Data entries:
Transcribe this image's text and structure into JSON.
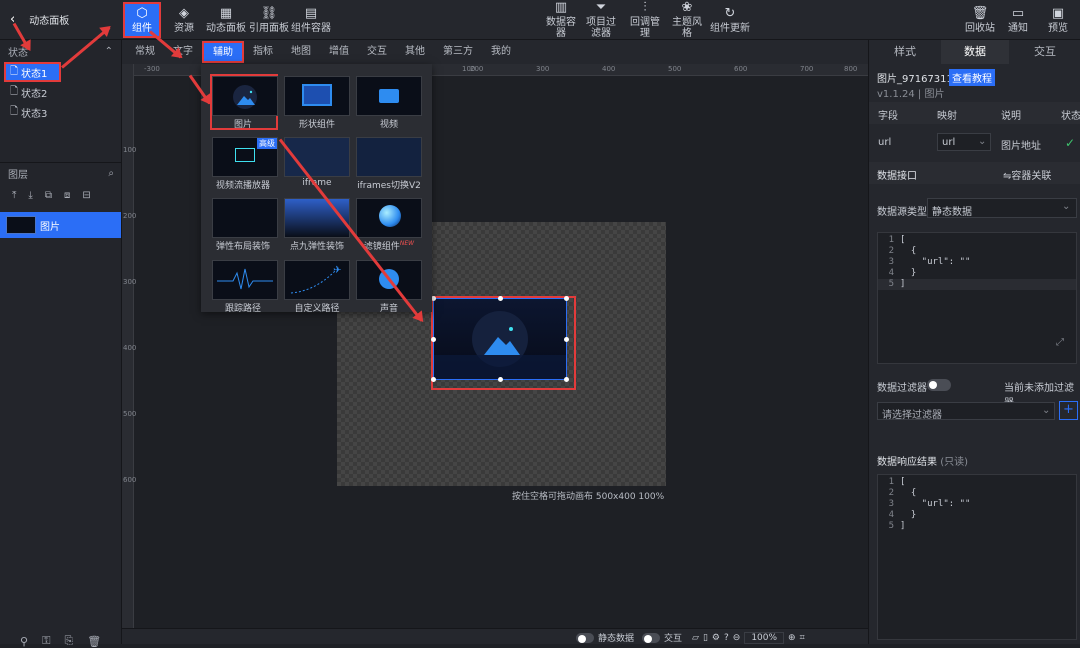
{
  "header": {
    "back_icon": "chevron-left-icon",
    "title": "动态面板",
    "left_buttons": [
      {
        "label": "组件",
        "icon": "component-icon"
      },
      {
        "label": "资源",
        "icon": "layers-icon"
      },
      {
        "label": "动态面板",
        "icon": "grid-icon"
      },
      {
        "label": "引用面板",
        "icon": "link-icon"
      },
      {
        "label": "组件容器",
        "icon": "doc-icon"
      }
    ],
    "center_buttons": [
      {
        "label": "数据容器",
        "icon": "chart-icon"
      },
      {
        "label": "项目过滤器",
        "icon": "filter-icon"
      },
      {
        "label": "回调管理",
        "icon": "sliders-icon"
      },
      {
        "label": "主题风格",
        "icon": "theme-icon"
      },
      {
        "label": "组件更新",
        "icon": "refresh-icon"
      }
    ],
    "right_buttons": [
      {
        "label": "回收站",
        "icon": "trash-icon"
      },
      {
        "label": "通知",
        "icon": "message-icon"
      },
      {
        "label": "预览",
        "icon": "monitor-icon"
      }
    ]
  },
  "left_panel": {
    "states_title": "状态",
    "states": [
      "状态1",
      "状态2",
      "状态3"
    ],
    "layers_title": "图层",
    "layers": [
      "图片"
    ]
  },
  "category_tabs": [
    "常规",
    "文字",
    "辅助",
    "指标",
    "地图",
    "增值",
    "交互",
    "其他",
    "第三方",
    "我的"
  ],
  "dropdown": {
    "items": [
      {
        "label": "图片",
        "badge": ""
      },
      {
        "label": "形状组件",
        "badge": ""
      },
      {
        "label": "视频",
        "badge": ""
      },
      {
        "label": "视频流播放器",
        "badge": "高级"
      },
      {
        "label": "iframe",
        "badge": ""
      },
      {
        "label": "iframes切换V2",
        "badge": ""
      },
      {
        "label": "弹性布局装饰",
        "badge": ""
      },
      {
        "label": "点九弹性装饰",
        "badge": ""
      },
      {
        "label": "滤镜组件",
        "badge": "NEW"
      },
      {
        "label": "跟踪路径",
        "badge": ""
      },
      {
        "label": "自定义路径",
        "badge": ""
      },
      {
        "label": "声音",
        "badge": ""
      }
    ]
  },
  "ruler": {
    "top": [
      "-300",
      "100",
      "200",
      "300",
      "400",
      "500",
      "600",
      "700",
      "800"
    ],
    "left": [
      "100",
      "200",
      "300",
      "400",
      "500",
      "600"
    ]
  },
  "canvas": {
    "status": "按住空格可拖动画布  500x400 100%"
  },
  "right_panel": {
    "tabs": [
      "样式",
      "数据",
      "交互"
    ],
    "component_name": "图片_97167311",
    "tutorial": "查看教程",
    "version": "v1.1.24 | 图片",
    "table_headers": [
      "字段",
      "映射",
      "说明",
      "状态"
    ],
    "row": {
      "field": "url",
      "mapping": "url",
      "desc": "图片地址"
    },
    "interface_title": "数据接口",
    "container_link": "⇋容器关联",
    "source_type_label": "数据源类型",
    "source_type_value": "静态数据",
    "code_lines": [
      "[",
      "  {",
      "    \"url\": \"\"",
      "  }",
      "]"
    ],
    "filter_label": "数据过滤器",
    "filter_hint": "当前未添加过滤器",
    "filter_placeholder": "请选择过滤器",
    "result_title": "数据响应结果",
    "result_readonly": "(只读)",
    "result_lines": [
      "[",
      "  {",
      "    \"url\": \"\"",
      "  }",
      "]"
    ]
  },
  "bottom": {
    "static_data": "静态数据",
    "interaction": "交互",
    "zoom": "100%"
  }
}
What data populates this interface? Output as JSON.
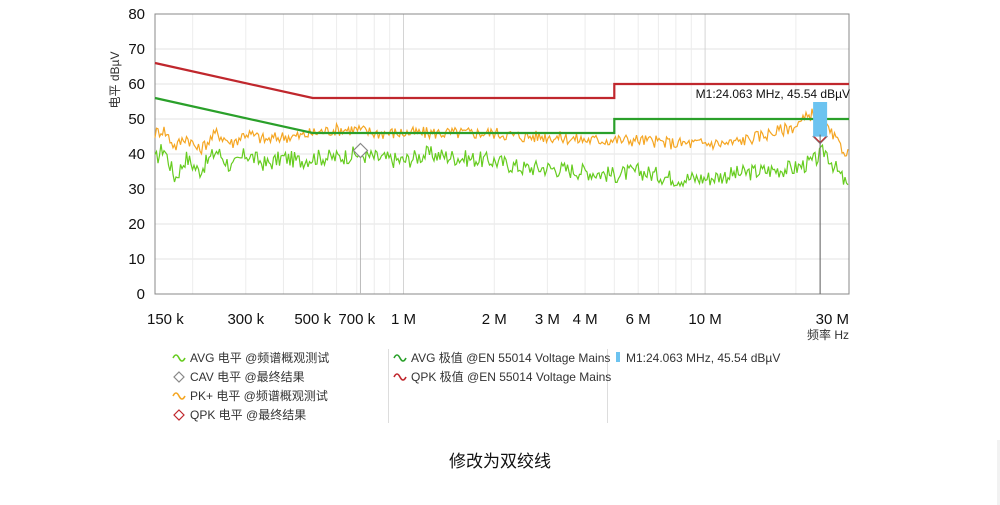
{
  "chart_data": {
    "type": "line",
    "title": "",
    "ylabel": "电平 dBµV",
    "xlabel": "频率 Hz",
    "x_scale": "log",
    "xlim_hz": [
      150000,
      30000000
    ],
    "ylim": [
      0,
      80
    ],
    "grid": true,
    "y_ticks": [
      0,
      10,
      20,
      30,
      40,
      50,
      60,
      70,
      80
    ],
    "x_ticks": [
      {
        "value": 150000,
        "label": "150 k"
      },
      {
        "value": 300000,
        "label": "300 k"
      },
      {
        "value": 500000,
        "label": "500 k"
      },
      {
        "value": 700000,
        "label": "700 k"
      },
      {
        "value": 1000000,
        "label": "1 M"
      },
      {
        "value": 2000000,
        "label": "2 M"
      },
      {
        "value": 3000000,
        "label": "3 M"
      },
      {
        "value": 4000000,
        "label": "4 M"
      },
      {
        "value": 6000000,
        "label": "6 M"
      },
      {
        "value": 10000000,
        "label": "10 M"
      },
      {
        "value": 30000000,
        "label": "30 M"
      }
    ],
    "series": [
      {
        "name": "AVG 电平 @频谱概观测试",
        "color": "#66cc1f",
        "points": [
          [
            150000,
            38
          ],
          [
            160000,
            42
          ],
          [
            175000,
            33
          ],
          [
            190000,
            39
          ],
          [
            210000,
            35
          ],
          [
            240000,
            41
          ],
          [
            270000,
            36
          ],
          [
            300000,
            40
          ],
          [
            350000,
            37
          ],
          [
            400000,
            39
          ],
          [
            450000,
            38
          ],
          [
            500000,
            39
          ],
          [
            600000,
            39
          ],
          [
            700000,
            40
          ],
          [
            800000,
            39
          ],
          [
            1000000,
            38
          ],
          [
            1200000,
            40
          ],
          [
            1500000,
            39
          ],
          [
            2000000,
            38
          ],
          [
            2500000,
            36
          ],
          [
            3000000,
            36
          ],
          [
            4000000,
            35
          ],
          [
            5000000,
            34
          ],
          [
            6000000,
            35
          ],
          [
            8000000,
            33
          ],
          [
            10000000,
            33
          ],
          [
            12000000,
            34
          ],
          [
            15000000,
            35
          ],
          [
            20000000,
            36
          ],
          [
            23000000,
            38
          ],
          [
            25000000,
            41
          ],
          [
            27000000,
            36
          ],
          [
            29000000,
            32
          ],
          [
            30000000,
            30
          ]
        ]
      },
      {
        "name": "PK+ 电平 @频谱概观测试",
        "color": "#f5a623",
        "points": [
          [
            150000,
            46
          ],
          [
            160000,
            47
          ],
          [
            175000,
            42
          ],
          [
            190000,
            45
          ],
          [
            210000,
            41
          ],
          [
            240000,
            46
          ],
          [
            270000,
            43
          ],
          [
            300000,
            46
          ],
          [
            350000,
            44
          ],
          [
            400000,
            45
          ],
          [
            450000,
            45
          ],
          [
            500000,
            46
          ],
          [
            600000,
            47
          ],
          [
            700000,
            47
          ],
          [
            800000,
            46
          ],
          [
            1000000,
            46
          ],
          [
            1200000,
            46
          ],
          [
            1500000,
            46
          ],
          [
            2000000,
            46
          ],
          [
            2500000,
            45
          ],
          [
            3000000,
            45
          ],
          [
            4000000,
            44
          ],
          [
            5000000,
            44
          ],
          [
            6000000,
            44
          ],
          [
            8000000,
            43
          ],
          [
            10000000,
            43
          ],
          [
            12000000,
            43
          ],
          [
            15000000,
            45
          ],
          [
            20000000,
            48
          ],
          [
            23000000,
            52
          ],
          [
            25000000,
            48
          ],
          [
            27000000,
            44
          ],
          [
            29000000,
            41
          ],
          [
            30000000,
            40
          ]
        ]
      },
      {
        "name": "AVG 极值 @EN 55014 Voltage Mains",
        "color": "#2aa02a",
        "points": [
          [
            150000,
            56
          ],
          [
            500000,
            46
          ],
          [
            5000000,
            46
          ],
          [
            5000000,
            50
          ],
          [
            30000000,
            50
          ]
        ]
      },
      {
        "name": "QPK 极值 @EN 55014 Voltage Mains",
        "color": "#c0272d",
        "points": [
          [
            150000,
            66
          ],
          [
            500000,
            56
          ],
          [
            5000000,
            56
          ],
          [
            5000000,
            60
          ],
          [
            30000000,
            60
          ]
        ]
      }
    ],
    "final_results": {
      "cav": [
        {
          "x": 720000,
          "y": 41
        },
        {
          "x": 24063000,
          "y": 45
        }
      ],
      "qpk": [
        {
          "x": 24063000,
          "y": 45
        }
      ]
    },
    "marker": {
      "label": "M1:24.063 MHz, 45.54 dBµV",
      "x": 24063000,
      "y": 45.54,
      "color": "#6cc3f0"
    },
    "legend": {
      "col1": [
        "AVG 电平 @频谱概观测试",
        "CAV 电平 @最终结果",
        "PK+ 电平 @频谱概观测试",
        "QPK 电平 @最终结果"
      ],
      "col2": [
        "AVG 极值 @EN 55014 Voltage Mains",
        "QPK 极值 @EN 55014 Voltage Mains"
      ],
      "col3": [
        "M1:24.063 MHz, 45.54 dBµV"
      ]
    }
  },
  "caption": "修改为双绞线"
}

◆ Objective
Check each line above for the string "Voltage" and show the ones that have it.

◆ Solution
        "name": "AVG 极值 @EN 55014 Voltage Mains",
        "name": "QPK 极值 @EN 55014 Voltage Mains",
        "AVG 极值 @EN 55014 Voltage Mains",
        "QPK 极值 @EN 55014 Voltage Mains"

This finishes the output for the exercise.